* BEGIN INPUT RECORDS *

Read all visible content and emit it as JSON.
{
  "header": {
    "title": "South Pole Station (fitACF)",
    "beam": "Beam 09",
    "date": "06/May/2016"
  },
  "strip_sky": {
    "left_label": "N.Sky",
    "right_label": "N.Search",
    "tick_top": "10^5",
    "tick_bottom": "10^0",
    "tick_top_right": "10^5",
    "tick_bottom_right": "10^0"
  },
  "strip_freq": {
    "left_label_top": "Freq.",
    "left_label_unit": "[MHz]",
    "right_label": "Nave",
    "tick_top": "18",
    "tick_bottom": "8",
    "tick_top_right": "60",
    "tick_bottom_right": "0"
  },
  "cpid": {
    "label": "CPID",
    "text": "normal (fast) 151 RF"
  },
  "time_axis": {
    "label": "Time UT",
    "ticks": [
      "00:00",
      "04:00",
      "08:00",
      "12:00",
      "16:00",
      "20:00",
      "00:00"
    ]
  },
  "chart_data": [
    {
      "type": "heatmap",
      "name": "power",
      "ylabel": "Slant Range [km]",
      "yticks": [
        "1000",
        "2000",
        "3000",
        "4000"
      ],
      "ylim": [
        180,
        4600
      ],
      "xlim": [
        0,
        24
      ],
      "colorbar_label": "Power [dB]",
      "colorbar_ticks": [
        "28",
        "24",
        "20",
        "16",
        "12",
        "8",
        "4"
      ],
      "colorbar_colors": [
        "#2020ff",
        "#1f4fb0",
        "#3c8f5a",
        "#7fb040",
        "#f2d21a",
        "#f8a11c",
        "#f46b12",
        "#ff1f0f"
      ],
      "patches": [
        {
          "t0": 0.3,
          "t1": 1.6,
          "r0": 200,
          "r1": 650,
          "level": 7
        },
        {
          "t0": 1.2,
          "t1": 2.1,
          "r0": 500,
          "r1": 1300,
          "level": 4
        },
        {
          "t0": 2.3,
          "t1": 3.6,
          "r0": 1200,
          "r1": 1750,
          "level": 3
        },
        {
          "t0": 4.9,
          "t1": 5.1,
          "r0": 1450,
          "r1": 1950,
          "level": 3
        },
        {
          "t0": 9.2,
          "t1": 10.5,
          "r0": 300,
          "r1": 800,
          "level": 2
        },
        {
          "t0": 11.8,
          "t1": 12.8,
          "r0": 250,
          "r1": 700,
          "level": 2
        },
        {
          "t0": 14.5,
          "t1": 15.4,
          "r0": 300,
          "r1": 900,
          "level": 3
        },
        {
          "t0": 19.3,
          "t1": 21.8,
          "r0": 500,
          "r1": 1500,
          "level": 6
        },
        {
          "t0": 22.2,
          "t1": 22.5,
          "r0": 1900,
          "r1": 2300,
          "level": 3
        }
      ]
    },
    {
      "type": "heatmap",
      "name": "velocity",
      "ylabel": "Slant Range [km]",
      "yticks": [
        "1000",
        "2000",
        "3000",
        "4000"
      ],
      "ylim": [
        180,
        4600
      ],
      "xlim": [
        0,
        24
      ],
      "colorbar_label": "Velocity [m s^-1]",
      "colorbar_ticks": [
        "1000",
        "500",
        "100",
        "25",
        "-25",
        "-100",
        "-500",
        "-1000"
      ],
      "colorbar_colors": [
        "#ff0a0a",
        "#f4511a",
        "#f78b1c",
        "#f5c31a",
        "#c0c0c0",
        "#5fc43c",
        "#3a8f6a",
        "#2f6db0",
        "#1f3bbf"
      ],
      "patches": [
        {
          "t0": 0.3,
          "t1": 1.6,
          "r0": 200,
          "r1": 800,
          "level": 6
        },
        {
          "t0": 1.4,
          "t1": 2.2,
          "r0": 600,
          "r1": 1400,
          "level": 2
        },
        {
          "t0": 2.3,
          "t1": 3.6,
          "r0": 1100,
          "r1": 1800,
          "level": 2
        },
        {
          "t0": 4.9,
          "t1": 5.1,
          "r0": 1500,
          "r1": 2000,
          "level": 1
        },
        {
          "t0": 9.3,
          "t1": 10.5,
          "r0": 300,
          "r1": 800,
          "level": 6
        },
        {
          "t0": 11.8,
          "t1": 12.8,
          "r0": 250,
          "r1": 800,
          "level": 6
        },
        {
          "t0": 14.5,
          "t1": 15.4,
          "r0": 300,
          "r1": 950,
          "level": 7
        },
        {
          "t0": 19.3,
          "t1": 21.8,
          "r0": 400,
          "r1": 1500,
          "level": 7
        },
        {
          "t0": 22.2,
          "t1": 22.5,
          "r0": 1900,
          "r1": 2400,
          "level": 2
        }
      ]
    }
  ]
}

* END INPUT RECORDS *

▸ **WRITTEN INSTRUCTION**: Return each line of the records above exactly as it reads.

▸ **WRITTEN SOLUTION**:
Read all visible content and emit it as JSON.
{
  "header": {
    "title": "South Pole Station (fitACF)",
    "beam": "Beam 09",
    "date": "06/May/2016"
  },
  "strip_sky": {
    "left_label": "N.Sky",
    "right_label": "N.Search",
    "tick_top": "10^5",
    "tick_bottom": "10^0",
    "tick_top_right": "10^5",
    "tick_bottom_right": "10^0"
  },
  "strip_freq": {
    "left_label_top": "Freq.",
    "left_label_unit": "[MHz]",
    "right_label": "Nave",
    "tick_top": "18",
    "tick_bottom": "8",
    "tick_top_right": "60",
    "tick_bottom_right": "0"
  },
  "cpid": {
    "label": "CPID",
    "text": "normal (fast) 151 RF"
  },
  "time_axis": {
    "label": "Time UT",
    "ticks": [
      "00:00",
      "04:00",
      "08:00",
      "12:00",
      "16:00",
      "20:00",
      "00:00"
    ]
  },
  "chart_data": [
    {
      "type": "heatmap",
      "name": "power",
      "ylabel": "Slant Range [km]",
      "yticks": [
        "1000",
        "2000",
        "3000",
        "4000"
      ],
      "ylim": [
        180,
        4600
      ],
      "xlim": [
        0,
        24
      ],
      "colorbar_label": "Power [dB]",
      "colorbar_ticks": [
        "28",
        "24",
        "20",
        "16",
        "12",
        "8",
        "4"
      ],
      "colorbar_colors": [
        "#2020ff",
        "#1f4fb0",
        "#3c8f5a",
        "#7fb040",
        "#f2d21a",
        "#f8a11c",
        "#f46b12",
        "#ff1f0f"
      ],
      "patches": [
        {
          "t0": 0.3,
          "t1": 1.6,
          "r0": 200,
          "r1": 650,
          "level": 7
        },
        {
          "t0": 1.2,
          "t1": 2.1,
          "r0": 500,
          "r1": 1300,
          "level": 4
        },
        {
          "t0": 2.3,
          "t1": 3.6,
          "r0": 1200,
          "r1": 1750,
          "level": 3
        },
        {
          "t0": 4.9,
          "t1": 5.1,
          "r0": 1450,
          "r1": 1950,
          "level": 3
        },
        {
          "t0": 9.2,
          "t1": 10.5,
          "r0": 300,
          "r1": 800,
          "level": 2
        },
        {
          "t0": 11.8,
          "t1": 12.8,
          "r0": 250,
          "r1": 700,
          "level": 2
        },
        {
          "t0": 14.5,
          "t1": 15.4,
          "r0": 300,
          "r1": 900,
          "level": 3
        },
        {
          "t0": 19.3,
          "t1": 21.8,
          "r0": 500,
          "r1": 1500,
          "level": 6
        },
        {
          "t0": 22.2,
          "t1": 22.5,
          "r0": 1900,
          "r1": 2300,
          "level": 3
        }
      ]
    },
    {
      "type": "heatmap",
      "name": "velocity",
      "ylabel": "Slant Range [km]",
      "yticks": [
        "1000",
        "2000",
        "3000",
        "4000"
      ],
      "ylim": [
        180,
        4600
      ],
      "xlim": [
        0,
        24
      ],
      "colorbar_label": "Velocity [m s^-1]",
      "colorbar_ticks": [
        "1000",
        "500",
        "100",
        "25",
        "-25",
        "-100",
        "-500",
        "-1000"
      ],
      "colorbar_colors": [
        "#ff0a0a",
        "#f4511a",
        "#f78b1c",
        "#f5c31a",
        "#c0c0c0",
        "#5fc43c",
        "#3a8f6a",
        "#2f6db0",
        "#1f3bbf"
      ],
      "patches": [
        {
          "t0": 0.3,
          "t1": 1.6,
          "r0": 200,
          "r1": 800,
          "level": 6
        },
        {
          "t0": 1.4,
          "t1": 2.2,
          "r0": 600,
          "r1": 1400,
          "level": 2
        },
        {
          "t0": 2.3,
          "t1": 3.6,
          "r0": 1100,
          "r1": 1800,
          "level": 2
        },
        {
          "t0": 4.9,
          "t1": 5.1,
          "r0": 1500,
          "r1": 2000,
          "level": 1
        },
        {
          "t0": 9.3,
          "t1": 10.5,
          "r0": 300,
          "r1": 800,
          "level": 6
        },
        {
          "t0": 11.8,
          "t1": 12.8,
          "r0": 250,
          "r1": 800,
          "level": 6
        },
        {
          "t0": 14.5,
          "t1": 15.4,
          "r0": 300,
          "r1": 950,
          "level": 7
        },
        {
          "t0": 19.3,
          "t1": 21.8,
          "r0": 400,
          "r1": 1500,
          "level": 7
        },
        {
          "t0": 22.2,
          "t1": 22.5,
          "r0": 1900,
          "r1": 2400,
          "level": 2
        }
      ]
    }
  ]
}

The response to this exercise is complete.